Read the lines below. Copy out any that hold the string "serviço".
— Start INPUT —
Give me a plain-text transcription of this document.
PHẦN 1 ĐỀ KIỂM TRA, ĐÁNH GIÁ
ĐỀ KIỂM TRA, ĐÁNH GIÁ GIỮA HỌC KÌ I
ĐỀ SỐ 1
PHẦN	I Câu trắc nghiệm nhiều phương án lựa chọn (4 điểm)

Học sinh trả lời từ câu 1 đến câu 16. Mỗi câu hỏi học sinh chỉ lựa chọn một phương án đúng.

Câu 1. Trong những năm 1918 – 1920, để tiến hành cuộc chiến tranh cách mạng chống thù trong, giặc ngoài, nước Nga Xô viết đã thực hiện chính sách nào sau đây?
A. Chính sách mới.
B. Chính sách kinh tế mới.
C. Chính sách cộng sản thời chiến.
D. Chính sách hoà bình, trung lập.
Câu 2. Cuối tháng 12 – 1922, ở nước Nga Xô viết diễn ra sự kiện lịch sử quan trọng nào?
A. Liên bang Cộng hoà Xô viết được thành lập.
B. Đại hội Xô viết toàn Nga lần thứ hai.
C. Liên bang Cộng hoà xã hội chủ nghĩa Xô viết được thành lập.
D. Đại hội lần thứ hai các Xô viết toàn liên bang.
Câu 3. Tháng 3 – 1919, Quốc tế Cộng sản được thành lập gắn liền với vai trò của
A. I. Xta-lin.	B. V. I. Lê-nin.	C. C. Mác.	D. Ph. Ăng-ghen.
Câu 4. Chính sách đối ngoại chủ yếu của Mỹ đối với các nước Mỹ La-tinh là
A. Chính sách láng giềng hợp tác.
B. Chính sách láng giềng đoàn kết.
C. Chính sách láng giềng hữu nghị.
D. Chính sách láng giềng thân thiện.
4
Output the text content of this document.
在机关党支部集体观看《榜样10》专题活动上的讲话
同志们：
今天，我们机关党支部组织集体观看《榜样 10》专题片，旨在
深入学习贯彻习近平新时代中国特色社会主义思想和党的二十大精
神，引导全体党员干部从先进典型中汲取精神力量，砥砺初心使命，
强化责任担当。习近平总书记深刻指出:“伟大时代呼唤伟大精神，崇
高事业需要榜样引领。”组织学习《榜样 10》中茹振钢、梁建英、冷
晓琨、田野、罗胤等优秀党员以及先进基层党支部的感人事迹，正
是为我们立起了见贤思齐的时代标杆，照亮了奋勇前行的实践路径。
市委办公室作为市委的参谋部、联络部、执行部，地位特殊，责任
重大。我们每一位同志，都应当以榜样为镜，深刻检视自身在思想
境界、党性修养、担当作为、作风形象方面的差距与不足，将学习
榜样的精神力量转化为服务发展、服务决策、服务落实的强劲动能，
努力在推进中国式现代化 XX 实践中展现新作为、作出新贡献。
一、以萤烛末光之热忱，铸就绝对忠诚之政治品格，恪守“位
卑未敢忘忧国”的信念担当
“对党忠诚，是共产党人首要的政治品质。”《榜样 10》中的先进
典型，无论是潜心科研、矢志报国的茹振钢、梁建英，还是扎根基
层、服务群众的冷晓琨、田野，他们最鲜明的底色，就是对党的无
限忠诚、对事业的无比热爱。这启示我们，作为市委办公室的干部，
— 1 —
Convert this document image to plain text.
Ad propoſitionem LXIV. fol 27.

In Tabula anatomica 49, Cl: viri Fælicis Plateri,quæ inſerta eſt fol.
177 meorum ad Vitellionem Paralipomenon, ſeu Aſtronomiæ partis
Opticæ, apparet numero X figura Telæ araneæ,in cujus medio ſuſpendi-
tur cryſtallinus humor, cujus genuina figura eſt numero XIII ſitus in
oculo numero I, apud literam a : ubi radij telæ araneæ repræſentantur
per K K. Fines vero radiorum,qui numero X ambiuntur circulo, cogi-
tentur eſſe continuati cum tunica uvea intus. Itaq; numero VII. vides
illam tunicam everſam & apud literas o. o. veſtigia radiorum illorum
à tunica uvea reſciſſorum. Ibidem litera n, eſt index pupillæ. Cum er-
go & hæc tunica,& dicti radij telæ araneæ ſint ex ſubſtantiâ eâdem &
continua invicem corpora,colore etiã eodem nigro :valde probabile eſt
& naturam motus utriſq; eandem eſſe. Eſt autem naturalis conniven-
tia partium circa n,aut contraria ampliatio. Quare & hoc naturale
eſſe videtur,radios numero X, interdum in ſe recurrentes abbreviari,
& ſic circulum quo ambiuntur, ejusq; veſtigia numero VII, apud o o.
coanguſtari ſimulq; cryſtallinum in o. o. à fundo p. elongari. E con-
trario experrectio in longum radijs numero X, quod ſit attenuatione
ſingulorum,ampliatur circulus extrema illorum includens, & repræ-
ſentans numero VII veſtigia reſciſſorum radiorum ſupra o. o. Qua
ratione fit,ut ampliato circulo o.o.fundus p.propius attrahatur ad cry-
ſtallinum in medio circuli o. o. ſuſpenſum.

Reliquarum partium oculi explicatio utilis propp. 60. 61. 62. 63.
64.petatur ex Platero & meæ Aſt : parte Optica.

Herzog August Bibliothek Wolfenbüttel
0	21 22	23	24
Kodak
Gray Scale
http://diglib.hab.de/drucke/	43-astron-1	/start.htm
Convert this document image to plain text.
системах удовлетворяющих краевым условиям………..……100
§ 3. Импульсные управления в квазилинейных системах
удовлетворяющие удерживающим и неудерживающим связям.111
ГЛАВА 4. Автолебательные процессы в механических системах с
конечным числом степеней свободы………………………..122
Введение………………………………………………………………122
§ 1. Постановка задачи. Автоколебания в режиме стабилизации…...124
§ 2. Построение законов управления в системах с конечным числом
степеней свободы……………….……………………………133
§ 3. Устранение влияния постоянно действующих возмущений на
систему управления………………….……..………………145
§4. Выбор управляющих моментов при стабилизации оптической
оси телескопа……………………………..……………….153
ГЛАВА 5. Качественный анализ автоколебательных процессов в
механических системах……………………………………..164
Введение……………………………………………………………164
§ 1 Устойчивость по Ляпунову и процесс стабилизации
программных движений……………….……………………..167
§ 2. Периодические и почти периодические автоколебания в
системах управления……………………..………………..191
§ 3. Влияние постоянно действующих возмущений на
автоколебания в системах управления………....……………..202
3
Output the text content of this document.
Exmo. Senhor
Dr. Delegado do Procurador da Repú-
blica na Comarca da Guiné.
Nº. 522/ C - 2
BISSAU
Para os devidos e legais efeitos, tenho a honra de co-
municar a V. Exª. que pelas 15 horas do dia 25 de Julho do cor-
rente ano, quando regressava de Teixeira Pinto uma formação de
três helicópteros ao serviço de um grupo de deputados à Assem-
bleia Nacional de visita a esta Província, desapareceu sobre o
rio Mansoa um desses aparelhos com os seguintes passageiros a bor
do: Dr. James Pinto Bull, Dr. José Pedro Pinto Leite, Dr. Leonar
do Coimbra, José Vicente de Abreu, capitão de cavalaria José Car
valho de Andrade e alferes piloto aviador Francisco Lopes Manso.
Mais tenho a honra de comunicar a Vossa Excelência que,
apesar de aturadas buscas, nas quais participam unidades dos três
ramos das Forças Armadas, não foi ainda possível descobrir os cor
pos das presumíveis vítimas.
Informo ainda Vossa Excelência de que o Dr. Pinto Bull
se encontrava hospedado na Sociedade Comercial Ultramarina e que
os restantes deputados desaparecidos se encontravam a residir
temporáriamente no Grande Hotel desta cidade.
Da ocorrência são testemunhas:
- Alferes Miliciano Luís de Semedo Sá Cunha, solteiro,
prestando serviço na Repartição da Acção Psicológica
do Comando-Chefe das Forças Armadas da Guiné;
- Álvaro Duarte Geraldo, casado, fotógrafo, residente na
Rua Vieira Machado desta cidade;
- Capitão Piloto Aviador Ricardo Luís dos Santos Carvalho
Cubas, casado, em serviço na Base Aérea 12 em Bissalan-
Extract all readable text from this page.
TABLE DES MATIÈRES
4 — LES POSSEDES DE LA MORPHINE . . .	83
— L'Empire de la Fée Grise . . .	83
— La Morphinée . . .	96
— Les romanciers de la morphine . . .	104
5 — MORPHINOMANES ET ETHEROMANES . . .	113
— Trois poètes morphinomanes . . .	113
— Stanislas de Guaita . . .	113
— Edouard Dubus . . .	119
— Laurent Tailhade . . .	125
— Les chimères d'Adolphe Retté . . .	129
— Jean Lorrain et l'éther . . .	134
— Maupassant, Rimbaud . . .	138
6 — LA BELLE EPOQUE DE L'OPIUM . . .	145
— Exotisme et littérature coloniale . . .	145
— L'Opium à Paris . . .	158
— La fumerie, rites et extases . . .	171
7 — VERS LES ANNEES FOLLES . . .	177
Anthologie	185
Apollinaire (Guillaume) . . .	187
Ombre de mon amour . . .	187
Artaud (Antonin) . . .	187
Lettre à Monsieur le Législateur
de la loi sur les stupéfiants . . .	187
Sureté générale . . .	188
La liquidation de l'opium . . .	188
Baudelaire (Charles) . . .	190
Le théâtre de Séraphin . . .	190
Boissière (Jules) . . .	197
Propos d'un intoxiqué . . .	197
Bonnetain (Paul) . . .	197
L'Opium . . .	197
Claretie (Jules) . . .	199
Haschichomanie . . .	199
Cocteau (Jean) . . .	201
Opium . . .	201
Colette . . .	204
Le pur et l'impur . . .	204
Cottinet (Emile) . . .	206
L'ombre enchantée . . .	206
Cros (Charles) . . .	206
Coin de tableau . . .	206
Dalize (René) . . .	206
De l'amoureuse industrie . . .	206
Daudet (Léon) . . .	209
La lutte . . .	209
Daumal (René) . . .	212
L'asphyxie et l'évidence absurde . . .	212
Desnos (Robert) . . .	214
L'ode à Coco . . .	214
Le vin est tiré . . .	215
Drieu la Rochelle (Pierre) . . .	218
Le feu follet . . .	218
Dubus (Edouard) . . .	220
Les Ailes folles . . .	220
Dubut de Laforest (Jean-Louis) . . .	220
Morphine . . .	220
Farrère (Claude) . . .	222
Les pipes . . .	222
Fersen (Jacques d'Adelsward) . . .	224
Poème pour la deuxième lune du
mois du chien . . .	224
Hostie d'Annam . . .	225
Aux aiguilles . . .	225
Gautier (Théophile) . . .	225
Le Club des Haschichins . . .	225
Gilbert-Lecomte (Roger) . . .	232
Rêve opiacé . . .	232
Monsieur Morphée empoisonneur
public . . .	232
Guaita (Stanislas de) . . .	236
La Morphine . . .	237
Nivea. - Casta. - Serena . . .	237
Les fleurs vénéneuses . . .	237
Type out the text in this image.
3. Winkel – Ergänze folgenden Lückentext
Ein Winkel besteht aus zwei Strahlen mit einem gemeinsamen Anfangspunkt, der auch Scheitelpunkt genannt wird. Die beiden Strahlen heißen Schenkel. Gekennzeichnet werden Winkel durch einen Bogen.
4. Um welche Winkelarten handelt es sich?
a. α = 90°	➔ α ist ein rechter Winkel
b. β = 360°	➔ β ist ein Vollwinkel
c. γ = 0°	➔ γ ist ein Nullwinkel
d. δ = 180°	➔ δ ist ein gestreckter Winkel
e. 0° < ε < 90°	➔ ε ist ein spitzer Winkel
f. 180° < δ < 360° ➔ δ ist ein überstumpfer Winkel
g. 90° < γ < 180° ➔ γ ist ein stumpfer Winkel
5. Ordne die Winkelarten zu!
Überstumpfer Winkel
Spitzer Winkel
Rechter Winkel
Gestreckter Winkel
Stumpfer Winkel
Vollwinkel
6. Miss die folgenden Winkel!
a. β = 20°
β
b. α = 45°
— End INPUT —
SOLVED EXERCISE
três helicópteros ao serviço de um grupo de deputados à Assem-
prestando serviço na Repartição da Acção Psicológica
Cubas, casado, em serviço na Base Aérea 12 em Bissalan-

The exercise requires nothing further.